-------- Data provided --------

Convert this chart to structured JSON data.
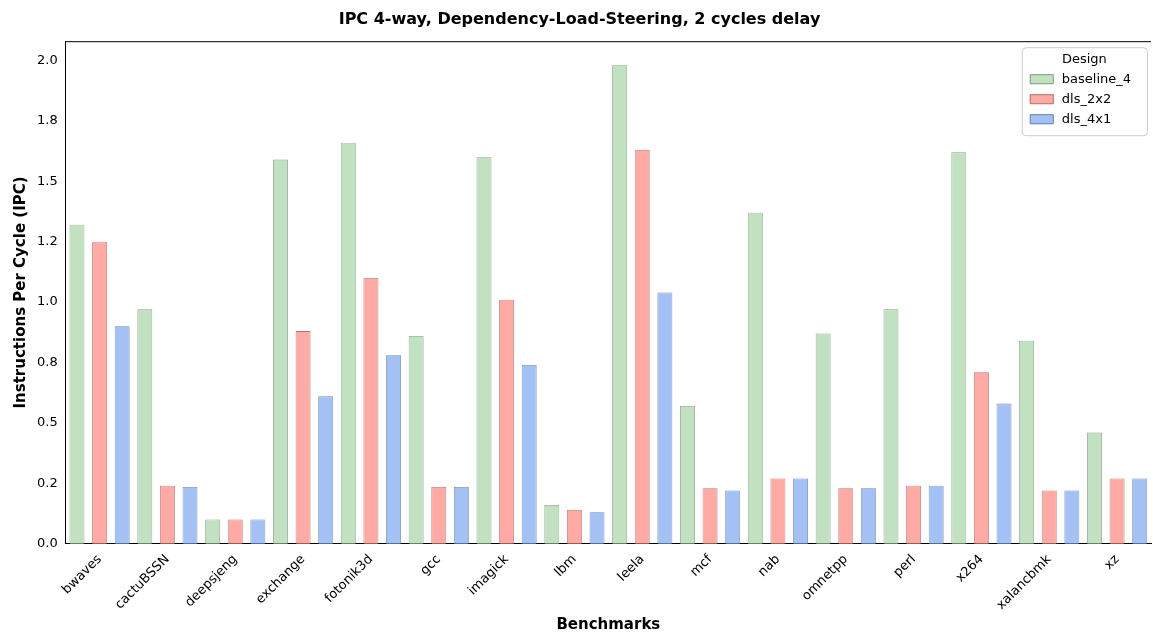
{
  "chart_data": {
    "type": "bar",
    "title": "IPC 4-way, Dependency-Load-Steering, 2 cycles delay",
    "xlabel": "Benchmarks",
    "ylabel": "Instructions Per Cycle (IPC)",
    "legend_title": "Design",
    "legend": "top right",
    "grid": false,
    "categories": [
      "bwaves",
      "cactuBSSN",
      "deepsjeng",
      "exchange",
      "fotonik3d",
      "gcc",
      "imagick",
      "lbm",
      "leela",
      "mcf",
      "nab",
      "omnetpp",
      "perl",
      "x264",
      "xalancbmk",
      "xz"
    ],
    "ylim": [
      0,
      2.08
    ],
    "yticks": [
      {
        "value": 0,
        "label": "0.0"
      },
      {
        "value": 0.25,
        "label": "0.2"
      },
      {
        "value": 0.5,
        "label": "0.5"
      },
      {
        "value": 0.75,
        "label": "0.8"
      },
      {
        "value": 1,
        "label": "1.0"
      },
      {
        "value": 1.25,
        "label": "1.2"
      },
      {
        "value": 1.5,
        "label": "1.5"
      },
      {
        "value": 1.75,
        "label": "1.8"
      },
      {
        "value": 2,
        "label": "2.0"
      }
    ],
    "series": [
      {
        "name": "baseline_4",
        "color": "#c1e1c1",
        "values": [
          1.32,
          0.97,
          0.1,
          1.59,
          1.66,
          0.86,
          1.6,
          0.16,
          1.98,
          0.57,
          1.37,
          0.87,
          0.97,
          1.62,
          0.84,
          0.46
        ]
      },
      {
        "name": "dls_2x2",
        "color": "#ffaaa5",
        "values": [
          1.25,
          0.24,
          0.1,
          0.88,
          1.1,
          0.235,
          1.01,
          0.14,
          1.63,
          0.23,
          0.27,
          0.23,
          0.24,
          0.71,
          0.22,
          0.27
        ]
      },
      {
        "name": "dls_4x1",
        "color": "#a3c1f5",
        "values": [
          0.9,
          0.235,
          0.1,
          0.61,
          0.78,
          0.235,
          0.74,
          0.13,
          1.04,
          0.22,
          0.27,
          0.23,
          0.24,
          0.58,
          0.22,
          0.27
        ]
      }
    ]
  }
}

--------
-------- Data provided --------

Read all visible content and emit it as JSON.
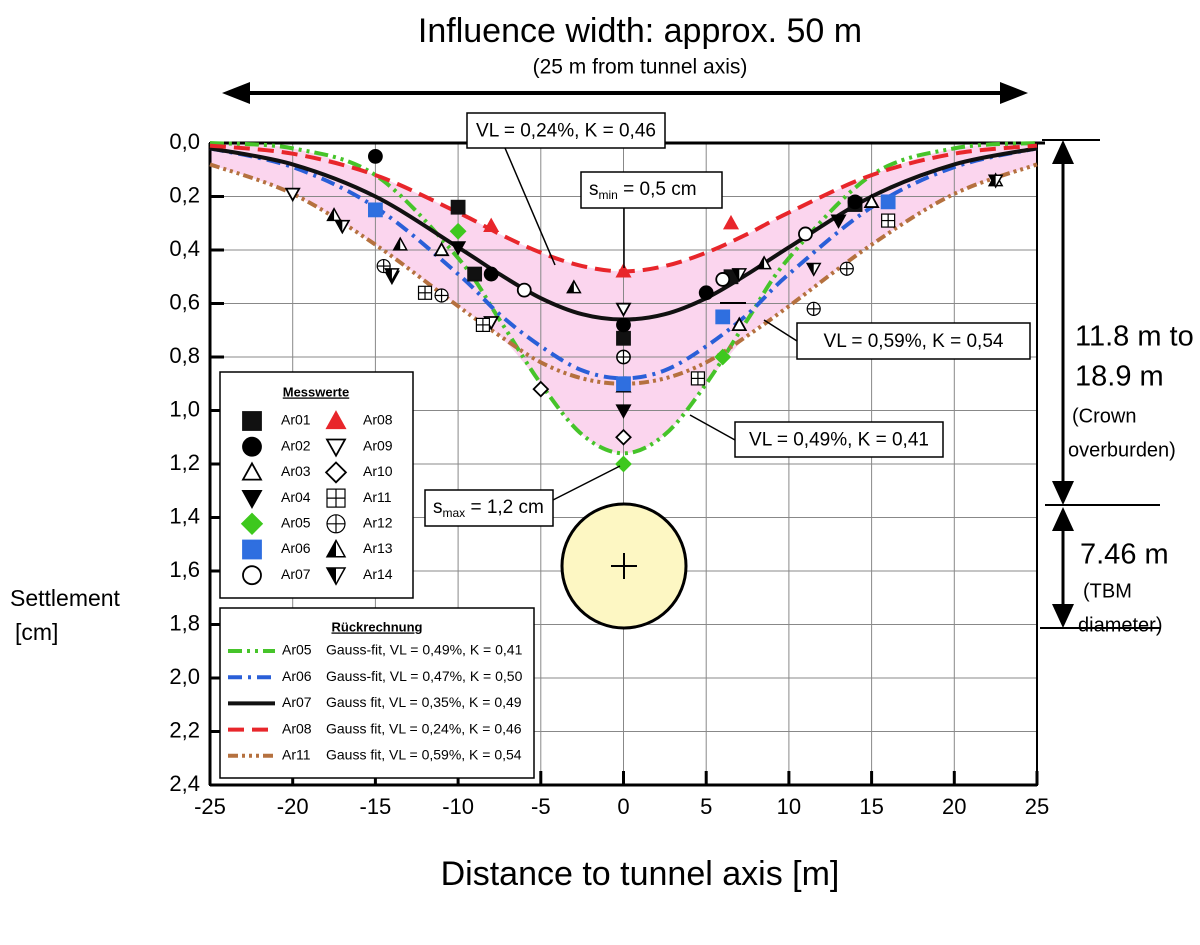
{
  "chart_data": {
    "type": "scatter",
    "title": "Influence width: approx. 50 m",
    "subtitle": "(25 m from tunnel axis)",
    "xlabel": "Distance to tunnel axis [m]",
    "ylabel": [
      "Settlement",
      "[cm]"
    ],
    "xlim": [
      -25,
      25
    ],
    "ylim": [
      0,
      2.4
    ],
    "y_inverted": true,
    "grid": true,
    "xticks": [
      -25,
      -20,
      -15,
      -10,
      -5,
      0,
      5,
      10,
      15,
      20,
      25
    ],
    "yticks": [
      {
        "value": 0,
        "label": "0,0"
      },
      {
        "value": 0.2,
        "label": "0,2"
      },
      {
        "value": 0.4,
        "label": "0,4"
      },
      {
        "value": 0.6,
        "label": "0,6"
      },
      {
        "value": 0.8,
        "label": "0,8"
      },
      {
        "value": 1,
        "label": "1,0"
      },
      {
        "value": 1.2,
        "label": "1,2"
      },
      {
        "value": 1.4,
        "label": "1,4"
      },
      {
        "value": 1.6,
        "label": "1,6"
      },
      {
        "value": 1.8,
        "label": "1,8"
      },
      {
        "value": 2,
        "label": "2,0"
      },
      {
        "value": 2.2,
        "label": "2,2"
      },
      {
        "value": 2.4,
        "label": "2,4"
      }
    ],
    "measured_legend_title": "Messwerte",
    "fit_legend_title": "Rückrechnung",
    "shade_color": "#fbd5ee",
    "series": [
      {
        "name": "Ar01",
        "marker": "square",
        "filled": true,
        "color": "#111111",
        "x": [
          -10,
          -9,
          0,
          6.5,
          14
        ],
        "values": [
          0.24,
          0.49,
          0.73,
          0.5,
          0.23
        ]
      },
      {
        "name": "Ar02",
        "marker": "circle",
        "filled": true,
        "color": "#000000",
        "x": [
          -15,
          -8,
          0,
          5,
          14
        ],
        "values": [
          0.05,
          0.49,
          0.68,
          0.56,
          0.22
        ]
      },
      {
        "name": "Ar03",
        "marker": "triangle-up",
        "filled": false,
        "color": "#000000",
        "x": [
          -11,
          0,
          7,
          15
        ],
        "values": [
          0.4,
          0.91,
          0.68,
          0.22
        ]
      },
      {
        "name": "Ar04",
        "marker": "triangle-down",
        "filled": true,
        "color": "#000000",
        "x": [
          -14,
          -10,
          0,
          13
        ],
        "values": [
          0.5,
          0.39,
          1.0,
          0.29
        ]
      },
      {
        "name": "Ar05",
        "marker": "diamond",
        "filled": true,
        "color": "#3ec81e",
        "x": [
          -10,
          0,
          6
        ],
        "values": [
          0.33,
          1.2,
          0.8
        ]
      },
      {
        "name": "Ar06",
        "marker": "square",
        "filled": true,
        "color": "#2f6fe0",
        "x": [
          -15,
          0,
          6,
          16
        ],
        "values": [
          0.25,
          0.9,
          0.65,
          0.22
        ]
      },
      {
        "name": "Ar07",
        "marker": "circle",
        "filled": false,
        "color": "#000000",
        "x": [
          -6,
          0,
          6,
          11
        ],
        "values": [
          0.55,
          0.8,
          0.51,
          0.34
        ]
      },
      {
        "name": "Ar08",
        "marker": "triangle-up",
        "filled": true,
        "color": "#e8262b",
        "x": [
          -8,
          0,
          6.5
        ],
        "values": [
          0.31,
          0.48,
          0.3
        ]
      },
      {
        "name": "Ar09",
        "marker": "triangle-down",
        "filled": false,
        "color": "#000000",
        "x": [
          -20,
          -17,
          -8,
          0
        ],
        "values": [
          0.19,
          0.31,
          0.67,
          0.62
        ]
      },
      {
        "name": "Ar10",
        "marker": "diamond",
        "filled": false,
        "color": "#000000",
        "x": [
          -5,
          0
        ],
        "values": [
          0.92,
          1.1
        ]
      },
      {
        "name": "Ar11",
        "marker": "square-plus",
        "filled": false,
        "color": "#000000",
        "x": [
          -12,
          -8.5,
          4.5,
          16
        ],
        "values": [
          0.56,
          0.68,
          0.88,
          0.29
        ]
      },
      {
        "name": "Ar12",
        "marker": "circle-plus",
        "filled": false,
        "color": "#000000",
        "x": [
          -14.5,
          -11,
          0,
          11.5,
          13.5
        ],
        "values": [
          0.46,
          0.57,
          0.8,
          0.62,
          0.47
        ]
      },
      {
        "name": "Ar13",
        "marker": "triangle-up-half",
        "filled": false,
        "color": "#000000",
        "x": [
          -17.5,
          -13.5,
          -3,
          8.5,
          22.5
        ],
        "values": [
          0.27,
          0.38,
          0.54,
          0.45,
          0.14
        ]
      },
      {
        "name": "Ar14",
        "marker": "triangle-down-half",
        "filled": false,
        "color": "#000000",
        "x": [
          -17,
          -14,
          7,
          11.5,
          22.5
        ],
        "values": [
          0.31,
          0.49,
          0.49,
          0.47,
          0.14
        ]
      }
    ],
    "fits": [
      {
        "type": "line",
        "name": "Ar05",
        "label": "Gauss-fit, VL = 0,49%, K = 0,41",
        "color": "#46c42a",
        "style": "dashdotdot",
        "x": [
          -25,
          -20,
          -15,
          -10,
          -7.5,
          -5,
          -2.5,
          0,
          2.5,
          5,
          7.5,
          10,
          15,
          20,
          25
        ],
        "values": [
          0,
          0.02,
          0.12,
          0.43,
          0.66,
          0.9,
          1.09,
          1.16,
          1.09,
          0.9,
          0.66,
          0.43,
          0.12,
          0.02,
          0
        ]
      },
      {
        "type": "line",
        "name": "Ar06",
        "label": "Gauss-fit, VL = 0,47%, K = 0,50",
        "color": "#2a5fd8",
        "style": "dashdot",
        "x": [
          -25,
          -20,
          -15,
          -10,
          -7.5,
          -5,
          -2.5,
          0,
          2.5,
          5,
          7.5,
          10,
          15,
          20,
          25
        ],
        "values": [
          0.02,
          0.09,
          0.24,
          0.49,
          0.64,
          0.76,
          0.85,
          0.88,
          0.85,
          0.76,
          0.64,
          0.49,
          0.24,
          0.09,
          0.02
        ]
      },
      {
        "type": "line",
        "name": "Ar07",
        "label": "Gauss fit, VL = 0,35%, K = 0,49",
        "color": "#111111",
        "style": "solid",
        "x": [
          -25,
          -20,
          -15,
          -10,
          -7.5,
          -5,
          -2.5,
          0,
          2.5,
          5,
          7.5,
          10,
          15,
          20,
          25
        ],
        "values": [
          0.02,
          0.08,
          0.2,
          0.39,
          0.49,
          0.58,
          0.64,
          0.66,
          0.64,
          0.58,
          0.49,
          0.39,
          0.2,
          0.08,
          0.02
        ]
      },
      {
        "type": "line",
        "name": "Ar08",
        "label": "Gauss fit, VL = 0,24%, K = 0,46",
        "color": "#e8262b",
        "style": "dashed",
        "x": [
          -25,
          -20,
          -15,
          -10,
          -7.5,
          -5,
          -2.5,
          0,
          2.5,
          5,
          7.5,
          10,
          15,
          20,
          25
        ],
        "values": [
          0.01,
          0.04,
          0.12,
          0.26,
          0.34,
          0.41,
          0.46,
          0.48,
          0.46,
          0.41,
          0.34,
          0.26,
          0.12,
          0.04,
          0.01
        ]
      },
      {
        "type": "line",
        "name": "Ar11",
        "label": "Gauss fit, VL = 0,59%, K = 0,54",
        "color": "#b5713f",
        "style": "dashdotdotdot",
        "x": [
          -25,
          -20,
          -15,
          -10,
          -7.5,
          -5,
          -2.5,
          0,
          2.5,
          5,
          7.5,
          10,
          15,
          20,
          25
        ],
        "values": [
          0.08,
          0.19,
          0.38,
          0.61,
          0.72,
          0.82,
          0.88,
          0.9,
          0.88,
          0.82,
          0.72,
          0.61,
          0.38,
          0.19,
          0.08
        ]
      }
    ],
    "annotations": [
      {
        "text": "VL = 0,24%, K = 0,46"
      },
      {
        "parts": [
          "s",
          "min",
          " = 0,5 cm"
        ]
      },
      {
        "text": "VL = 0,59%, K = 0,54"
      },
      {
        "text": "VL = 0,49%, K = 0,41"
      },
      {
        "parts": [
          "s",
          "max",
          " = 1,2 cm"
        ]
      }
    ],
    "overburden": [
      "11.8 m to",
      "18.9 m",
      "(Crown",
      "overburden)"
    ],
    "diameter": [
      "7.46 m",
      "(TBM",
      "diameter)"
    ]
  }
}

--------

Brief » Scan the listing above and identify each line holding the string "Gauss"; copy every such line.

Task output »
        "label": "Gauss-fit, VL = 0,49%, K = 0,41",
        "label": "Gauss-fit, VL = 0,47%, K = 0,50",
        "label": "Gauss fit, VL = 0,35%, K = 0,49",
        "label": "Gauss fit, VL = 0,24%, K = 0,46",
        "label": "Gauss fit, VL = 0,59%, K = 0,54",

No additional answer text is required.